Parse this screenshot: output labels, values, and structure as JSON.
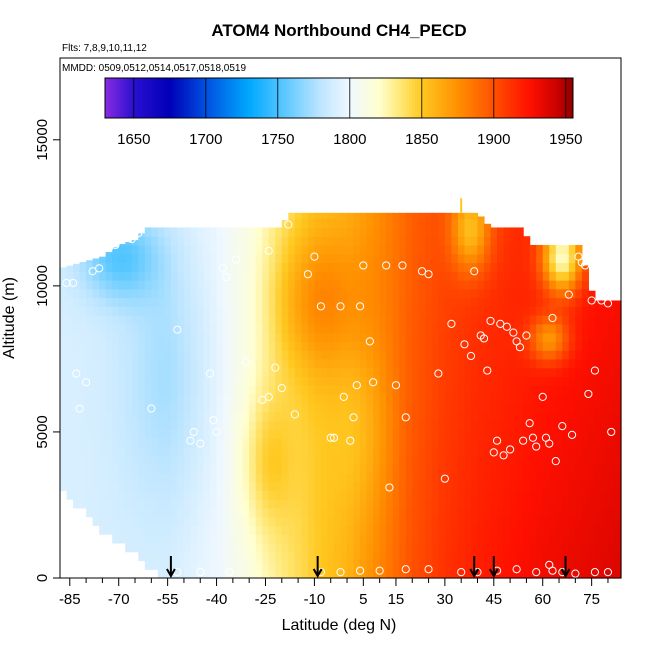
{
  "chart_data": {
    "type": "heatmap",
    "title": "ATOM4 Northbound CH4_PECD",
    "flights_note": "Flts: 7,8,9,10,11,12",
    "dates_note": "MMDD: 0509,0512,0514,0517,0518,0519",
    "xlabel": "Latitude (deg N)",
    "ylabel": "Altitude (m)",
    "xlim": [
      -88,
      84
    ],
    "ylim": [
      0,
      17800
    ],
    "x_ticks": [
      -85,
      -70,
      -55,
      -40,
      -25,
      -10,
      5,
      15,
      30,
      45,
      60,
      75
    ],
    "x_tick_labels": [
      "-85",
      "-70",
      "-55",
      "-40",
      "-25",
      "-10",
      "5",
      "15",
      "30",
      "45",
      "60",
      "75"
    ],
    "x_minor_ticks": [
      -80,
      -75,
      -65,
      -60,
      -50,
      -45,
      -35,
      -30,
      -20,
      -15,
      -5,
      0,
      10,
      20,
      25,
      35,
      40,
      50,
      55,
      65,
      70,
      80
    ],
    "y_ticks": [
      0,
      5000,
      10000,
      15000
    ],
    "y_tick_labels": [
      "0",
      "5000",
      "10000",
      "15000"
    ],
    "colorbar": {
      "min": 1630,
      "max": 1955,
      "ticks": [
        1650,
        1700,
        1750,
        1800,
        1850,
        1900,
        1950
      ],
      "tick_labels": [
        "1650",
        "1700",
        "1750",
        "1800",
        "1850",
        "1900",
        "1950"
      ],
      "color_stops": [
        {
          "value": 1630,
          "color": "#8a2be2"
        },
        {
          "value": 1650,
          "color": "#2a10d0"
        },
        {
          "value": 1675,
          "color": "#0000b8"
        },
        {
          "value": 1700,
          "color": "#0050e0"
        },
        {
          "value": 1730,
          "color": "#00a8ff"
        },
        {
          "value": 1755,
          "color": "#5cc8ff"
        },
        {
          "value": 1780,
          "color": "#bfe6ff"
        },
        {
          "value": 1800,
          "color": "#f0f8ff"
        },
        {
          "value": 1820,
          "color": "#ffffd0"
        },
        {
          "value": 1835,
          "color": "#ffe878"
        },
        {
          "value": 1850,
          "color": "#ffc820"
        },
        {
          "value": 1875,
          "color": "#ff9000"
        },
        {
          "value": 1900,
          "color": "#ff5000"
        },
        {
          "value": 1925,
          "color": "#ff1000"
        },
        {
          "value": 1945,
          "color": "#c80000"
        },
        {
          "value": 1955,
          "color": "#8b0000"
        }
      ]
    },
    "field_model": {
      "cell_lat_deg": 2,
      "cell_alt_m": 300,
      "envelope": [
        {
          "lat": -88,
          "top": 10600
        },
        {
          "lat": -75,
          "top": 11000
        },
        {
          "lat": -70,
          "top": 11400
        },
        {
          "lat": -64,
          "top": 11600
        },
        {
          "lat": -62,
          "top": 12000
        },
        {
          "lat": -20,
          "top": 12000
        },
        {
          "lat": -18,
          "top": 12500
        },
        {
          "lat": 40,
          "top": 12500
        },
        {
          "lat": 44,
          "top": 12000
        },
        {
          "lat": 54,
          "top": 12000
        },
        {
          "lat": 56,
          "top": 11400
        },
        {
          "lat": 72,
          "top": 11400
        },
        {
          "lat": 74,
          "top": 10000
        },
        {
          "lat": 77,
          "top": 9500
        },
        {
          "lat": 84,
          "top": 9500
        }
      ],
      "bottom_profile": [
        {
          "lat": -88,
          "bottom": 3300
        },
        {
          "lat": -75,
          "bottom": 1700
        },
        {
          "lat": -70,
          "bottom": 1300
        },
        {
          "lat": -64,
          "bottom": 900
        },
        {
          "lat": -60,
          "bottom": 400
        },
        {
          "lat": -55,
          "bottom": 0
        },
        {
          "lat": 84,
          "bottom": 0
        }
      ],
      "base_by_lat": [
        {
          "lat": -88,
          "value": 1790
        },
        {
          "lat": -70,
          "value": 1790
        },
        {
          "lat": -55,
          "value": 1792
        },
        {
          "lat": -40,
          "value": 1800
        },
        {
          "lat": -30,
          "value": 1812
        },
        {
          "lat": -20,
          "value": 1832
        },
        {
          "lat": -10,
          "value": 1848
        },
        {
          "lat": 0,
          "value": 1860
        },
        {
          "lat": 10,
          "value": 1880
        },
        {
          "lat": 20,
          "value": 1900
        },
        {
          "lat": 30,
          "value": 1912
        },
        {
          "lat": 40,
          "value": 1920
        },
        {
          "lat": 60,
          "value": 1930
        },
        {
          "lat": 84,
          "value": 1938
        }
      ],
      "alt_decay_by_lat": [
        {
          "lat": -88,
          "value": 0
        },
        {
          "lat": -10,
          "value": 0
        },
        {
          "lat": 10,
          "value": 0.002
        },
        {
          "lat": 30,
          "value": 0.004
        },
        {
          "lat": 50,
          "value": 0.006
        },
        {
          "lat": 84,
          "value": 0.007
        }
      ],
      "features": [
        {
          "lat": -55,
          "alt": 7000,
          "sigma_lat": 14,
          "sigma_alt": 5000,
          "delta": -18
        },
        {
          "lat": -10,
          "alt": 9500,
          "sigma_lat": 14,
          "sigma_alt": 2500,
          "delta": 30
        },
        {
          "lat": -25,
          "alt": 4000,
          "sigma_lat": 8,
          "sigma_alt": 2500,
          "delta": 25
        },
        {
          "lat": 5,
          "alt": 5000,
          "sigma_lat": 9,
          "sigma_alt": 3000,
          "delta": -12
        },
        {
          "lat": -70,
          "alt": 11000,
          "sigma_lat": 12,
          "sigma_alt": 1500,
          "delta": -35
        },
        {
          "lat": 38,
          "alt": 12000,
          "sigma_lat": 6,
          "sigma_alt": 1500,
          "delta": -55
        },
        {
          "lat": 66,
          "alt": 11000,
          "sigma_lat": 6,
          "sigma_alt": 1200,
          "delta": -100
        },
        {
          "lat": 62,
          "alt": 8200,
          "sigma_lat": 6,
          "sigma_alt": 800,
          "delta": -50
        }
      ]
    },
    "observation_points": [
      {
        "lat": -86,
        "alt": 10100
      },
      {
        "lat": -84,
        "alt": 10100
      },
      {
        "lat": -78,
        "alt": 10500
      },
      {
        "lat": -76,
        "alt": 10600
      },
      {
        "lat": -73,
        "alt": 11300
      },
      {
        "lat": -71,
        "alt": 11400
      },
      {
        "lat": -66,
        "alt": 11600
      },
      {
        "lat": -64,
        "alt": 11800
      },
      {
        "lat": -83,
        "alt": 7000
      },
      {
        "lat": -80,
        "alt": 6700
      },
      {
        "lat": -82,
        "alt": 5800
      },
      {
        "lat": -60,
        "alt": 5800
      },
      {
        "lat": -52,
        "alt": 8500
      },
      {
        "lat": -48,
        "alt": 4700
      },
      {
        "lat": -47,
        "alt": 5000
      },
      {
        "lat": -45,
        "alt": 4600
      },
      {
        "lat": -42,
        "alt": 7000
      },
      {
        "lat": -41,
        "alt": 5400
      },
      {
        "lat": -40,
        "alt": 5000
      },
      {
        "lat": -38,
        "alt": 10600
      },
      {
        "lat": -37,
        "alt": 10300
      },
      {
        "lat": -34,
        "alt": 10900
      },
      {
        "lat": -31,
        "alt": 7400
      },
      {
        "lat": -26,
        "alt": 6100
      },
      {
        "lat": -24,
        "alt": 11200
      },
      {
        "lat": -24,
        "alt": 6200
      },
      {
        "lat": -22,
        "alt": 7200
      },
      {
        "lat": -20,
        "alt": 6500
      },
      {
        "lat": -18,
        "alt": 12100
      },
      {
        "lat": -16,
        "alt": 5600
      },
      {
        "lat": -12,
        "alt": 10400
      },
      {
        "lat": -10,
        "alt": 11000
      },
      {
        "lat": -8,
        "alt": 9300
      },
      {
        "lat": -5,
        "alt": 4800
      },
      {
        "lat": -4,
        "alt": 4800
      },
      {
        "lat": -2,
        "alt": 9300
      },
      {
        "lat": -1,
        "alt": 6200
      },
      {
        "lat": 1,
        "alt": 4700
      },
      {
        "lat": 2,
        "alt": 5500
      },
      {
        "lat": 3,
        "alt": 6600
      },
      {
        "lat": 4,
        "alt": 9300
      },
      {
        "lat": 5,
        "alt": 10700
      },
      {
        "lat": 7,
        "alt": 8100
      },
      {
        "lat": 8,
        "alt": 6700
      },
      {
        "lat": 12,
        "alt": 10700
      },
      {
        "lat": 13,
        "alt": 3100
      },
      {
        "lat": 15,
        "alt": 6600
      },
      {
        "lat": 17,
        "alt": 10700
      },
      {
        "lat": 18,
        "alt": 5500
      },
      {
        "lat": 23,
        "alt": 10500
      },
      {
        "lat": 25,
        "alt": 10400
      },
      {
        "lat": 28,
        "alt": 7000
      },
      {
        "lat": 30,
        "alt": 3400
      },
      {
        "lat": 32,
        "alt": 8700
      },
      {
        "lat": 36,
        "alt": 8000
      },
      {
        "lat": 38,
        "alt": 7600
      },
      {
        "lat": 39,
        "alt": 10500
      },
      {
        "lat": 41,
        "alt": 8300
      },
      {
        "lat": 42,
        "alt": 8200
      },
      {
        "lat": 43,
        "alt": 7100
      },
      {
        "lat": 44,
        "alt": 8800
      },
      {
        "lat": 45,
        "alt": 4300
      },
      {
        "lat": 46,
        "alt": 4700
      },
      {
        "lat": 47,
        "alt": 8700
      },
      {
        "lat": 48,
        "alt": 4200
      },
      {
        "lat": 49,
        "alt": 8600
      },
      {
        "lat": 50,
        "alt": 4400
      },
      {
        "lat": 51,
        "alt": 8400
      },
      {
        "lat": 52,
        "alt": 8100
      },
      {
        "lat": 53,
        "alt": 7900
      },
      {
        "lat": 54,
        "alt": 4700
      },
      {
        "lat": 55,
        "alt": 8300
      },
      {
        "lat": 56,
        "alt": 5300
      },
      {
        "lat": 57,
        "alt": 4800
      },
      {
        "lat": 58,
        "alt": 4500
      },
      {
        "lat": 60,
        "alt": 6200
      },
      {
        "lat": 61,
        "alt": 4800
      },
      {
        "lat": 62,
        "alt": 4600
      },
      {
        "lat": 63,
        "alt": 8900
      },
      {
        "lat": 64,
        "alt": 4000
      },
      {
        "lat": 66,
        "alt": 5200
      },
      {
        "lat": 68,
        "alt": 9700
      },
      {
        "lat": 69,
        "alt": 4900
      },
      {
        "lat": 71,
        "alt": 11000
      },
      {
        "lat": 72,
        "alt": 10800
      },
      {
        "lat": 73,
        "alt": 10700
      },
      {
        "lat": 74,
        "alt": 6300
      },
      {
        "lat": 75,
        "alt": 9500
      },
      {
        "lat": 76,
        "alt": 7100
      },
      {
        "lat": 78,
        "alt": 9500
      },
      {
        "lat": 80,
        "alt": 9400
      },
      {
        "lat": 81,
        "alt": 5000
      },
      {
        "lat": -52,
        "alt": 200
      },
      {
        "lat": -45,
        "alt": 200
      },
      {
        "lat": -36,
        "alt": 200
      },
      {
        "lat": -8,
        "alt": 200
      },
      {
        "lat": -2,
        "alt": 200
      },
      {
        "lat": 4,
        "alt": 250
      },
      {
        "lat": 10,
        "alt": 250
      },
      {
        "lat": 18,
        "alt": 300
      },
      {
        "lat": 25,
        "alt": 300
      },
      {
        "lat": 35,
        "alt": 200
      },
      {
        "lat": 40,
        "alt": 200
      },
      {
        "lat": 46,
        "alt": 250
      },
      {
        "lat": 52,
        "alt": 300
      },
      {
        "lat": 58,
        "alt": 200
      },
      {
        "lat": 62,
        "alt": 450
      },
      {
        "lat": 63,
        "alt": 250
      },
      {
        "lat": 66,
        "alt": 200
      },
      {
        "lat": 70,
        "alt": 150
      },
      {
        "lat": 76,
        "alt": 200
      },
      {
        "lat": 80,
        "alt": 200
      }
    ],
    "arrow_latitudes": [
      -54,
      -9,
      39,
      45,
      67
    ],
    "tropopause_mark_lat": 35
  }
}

• _Task goal_
Show the lines where the word "delta" appears in the entries.

• _Solved exercise_
          "delta": -18
          "delta": 30
          "delta": 25
          "delta": -12
          "delta": -35
          "delta": -55
          "delta": -100
          "delta": -50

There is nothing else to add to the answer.